- _RECORDS TO PROCESS_
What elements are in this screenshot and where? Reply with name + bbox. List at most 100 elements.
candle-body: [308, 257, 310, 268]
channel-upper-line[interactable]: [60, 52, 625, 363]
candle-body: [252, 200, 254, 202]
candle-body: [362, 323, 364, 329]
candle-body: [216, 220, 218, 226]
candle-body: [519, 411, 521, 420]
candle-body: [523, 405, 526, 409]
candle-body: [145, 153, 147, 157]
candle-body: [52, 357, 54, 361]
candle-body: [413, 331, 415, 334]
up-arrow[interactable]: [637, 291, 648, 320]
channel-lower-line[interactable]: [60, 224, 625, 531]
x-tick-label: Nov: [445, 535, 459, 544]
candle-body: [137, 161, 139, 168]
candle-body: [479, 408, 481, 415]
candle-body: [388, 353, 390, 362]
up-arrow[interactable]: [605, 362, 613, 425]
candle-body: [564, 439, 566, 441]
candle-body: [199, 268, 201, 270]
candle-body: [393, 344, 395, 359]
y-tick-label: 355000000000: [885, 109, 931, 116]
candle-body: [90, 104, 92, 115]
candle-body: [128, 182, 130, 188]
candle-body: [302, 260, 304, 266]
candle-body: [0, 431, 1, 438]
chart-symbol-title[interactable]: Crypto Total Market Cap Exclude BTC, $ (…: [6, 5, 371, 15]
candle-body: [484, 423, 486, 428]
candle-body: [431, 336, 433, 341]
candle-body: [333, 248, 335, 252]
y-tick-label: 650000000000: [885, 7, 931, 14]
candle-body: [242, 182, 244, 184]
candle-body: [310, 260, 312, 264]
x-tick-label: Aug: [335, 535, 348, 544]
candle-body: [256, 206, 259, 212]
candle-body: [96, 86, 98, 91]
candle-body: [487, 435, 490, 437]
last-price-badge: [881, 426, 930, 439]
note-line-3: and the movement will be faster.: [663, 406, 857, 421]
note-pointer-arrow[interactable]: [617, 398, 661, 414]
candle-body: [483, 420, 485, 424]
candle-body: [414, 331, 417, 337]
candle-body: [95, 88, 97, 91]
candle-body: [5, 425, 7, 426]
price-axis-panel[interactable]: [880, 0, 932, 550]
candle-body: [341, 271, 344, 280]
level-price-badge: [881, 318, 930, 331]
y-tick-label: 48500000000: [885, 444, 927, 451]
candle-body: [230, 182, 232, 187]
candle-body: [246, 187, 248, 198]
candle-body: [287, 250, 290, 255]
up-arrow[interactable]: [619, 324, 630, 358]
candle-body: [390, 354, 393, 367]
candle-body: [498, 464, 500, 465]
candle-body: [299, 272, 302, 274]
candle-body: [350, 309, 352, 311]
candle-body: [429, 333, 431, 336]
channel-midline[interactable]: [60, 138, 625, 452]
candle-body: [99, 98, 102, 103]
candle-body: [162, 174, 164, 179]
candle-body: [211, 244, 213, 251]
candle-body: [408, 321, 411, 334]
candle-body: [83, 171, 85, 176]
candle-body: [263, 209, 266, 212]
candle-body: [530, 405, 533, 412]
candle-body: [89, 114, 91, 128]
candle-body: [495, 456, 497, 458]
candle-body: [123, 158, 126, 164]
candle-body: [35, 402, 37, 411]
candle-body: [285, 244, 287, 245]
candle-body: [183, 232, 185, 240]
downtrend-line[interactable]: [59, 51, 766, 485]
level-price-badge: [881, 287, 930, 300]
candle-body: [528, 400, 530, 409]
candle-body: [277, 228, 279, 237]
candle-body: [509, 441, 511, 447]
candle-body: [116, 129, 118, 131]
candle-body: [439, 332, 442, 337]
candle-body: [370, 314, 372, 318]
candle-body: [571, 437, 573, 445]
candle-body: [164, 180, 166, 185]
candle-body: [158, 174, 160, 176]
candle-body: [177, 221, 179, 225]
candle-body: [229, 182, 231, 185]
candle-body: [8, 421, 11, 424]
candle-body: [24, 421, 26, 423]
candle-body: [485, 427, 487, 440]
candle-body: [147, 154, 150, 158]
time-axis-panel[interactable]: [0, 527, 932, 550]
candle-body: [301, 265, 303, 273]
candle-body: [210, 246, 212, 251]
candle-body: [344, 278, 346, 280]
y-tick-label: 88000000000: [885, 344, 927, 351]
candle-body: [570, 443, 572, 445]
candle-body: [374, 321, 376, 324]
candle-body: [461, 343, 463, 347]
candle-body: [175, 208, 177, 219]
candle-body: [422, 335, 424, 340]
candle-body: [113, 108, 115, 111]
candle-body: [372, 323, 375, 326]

- _WRITTEN PROBLEM_
Can you print out all of the lines above character for character, with nothing added, dropped or reordered?

- _SOLUTION FOR THIS EXERCISE_
What elements are in this screenshot and where? Reply with name + bbox. List at most 100 elements.
candle-body: [308, 257, 310, 268]
channel-upper-line[interactable]: [60, 52, 625, 363]
candle-body: [252, 200, 254, 202]
candle-body: [362, 323, 364, 329]
candle-body: [216, 220, 218, 226]
candle-body: [519, 411, 521, 420]
candle-body: [523, 405, 526, 409]
candle-body: [145, 153, 147, 157]
candle-body: [52, 357, 54, 361]
candle-body: [413, 331, 415, 334]
up-arrow[interactable]: [637, 291, 648, 320]
channel-lower-line[interactable]: [60, 224, 625, 531]
x-tick-label: Nov: [445, 535, 459, 544]
candle-body: [137, 161, 139, 168]
candle-body: [479, 408, 481, 415]
candle-body: [388, 353, 390, 362]
up-arrow[interactable]: [605, 362, 613, 425]
candle-body: [564, 439, 566, 441]
candle-body: [199, 268, 201, 270]
candle-body: [393, 344, 395, 359]
y-tick-label: 355000000000: [885, 109, 931, 116]
candle-body: [90, 104, 92, 115]
candle-body: [128, 182, 130, 188]
candle-body: [302, 260, 304, 266]
candle-body: [0, 431, 1, 438]
chart-symbol-title[interactable]: Crypto Total Market Cap Exclude BTC, $ (…: [6, 5, 371, 15]
candle-body: [484, 423, 486, 428]
candle-body: [431, 336, 433, 341]
candle-body: [333, 248, 335, 252]
y-tick-label: 650000000000: [885, 7, 931, 14]
candle-body: [242, 182, 244, 184]
candle-body: [310, 260, 312, 264]
x-tick-label: Aug: [335, 535, 348, 544]
candle-body: [256, 206, 259, 212]
candle-body: [96, 86, 98, 91]
candle-body: [487, 435, 490, 437]
last-price-badge: [881, 426, 930, 439]
note-line-3: and the movement will be faster.: [663, 406, 857, 421]
note-pointer-arrow[interactable]: [617, 398, 661, 414]
candle-body: [483, 420, 485, 424]
candle-body: [414, 331, 417, 337]
candle-body: [95, 88, 97, 91]
candle-body: [5, 425, 7, 426]
price-axis-panel[interactable]: [880, 0, 932, 550]
candle-body: [341, 271, 344, 280]
level-price-badge: [881, 318, 930, 331]
y-tick-label: 48500000000: [885, 444, 927, 451]
candle-body: [230, 182, 232, 187]
candle-body: [246, 187, 248, 198]
candle-body: [287, 250, 290, 255]
up-arrow[interactable]: [619, 324, 630, 358]
candle-body: [390, 354, 393, 367]
candle-body: [498, 464, 500, 465]
candle-body: [299, 272, 302, 274]
candle-body: [350, 309, 352, 311]
candle-body: [429, 333, 431, 336]
channel-midline[interactable]: [60, 138, 625, 452]
candle-body: [99, 98, 102, 103]
candle-body: [162, 174, 164, 179]
candle-body: [211, 244, 213, 251]
candle-body: [408, 321, 411, 334]
candle-body: [83, 171, 85, 176]
candle-body: [263, 209, 266, 212]
candle-body: [530, 405, 533, 412]
candle-body: [89, 114, 91, 128]
candle-body: [495, 456, 497, 458]
candle-body: [123, 158, 126, 164]
candle-body: [35, 402, 37, 411]
candle-body: [285, 244, 287, 245]
candle-body: [183, 232, 185, 240]
downtrend-line[interactable]: [59, 51, 766, 485]
level-price-badge: [881, 287, 930, 300]
candle-body: [528, 400, 530, 409]
candle-body: [277, 228, 279, 237]
candle-body: [509, 441, 511, 447]
candle-body: [116, 129, 118, 131]
candle-body: [439, 332, 442, 337]
candle-body: [370, 314, 372, 318]
candle-body: [571, 437, 573, 445]
candle-body: [164, 180, 166, 185]
candle-body: [158, 174, 160, 176]
candle-body: [177, 221, 179, 225]
candle-body: [229, 182, 231, 185]
candle-body: [8, 421, 11, 424]
candle-body: [24, 421, 26, 423]
candle-body: [485, 427, 487, 440]
candle-body: [147, 154, 150, 158]
time-axis-panel[interactable]: [0, 527, 932, 550]
candle-body: [301, 265, 303, 273]
candle-body: [210, 246, 212, 251]
candle-body: [344, 278, 346, 280]
y-tick-label: 88000000000: [885, 344, 927, 351]
candle-body: [570, 443, 572, 445]
candle-body: [374, 321, 376, 324]
candle-body: [461, 343, 463, 347]
candle-body: [175, 208, 177, 219]
candle-body: [422, 335, 424, 340]
candle-body: [113, 108, 115, 111]
candle-body: [372, 323, 375, 326]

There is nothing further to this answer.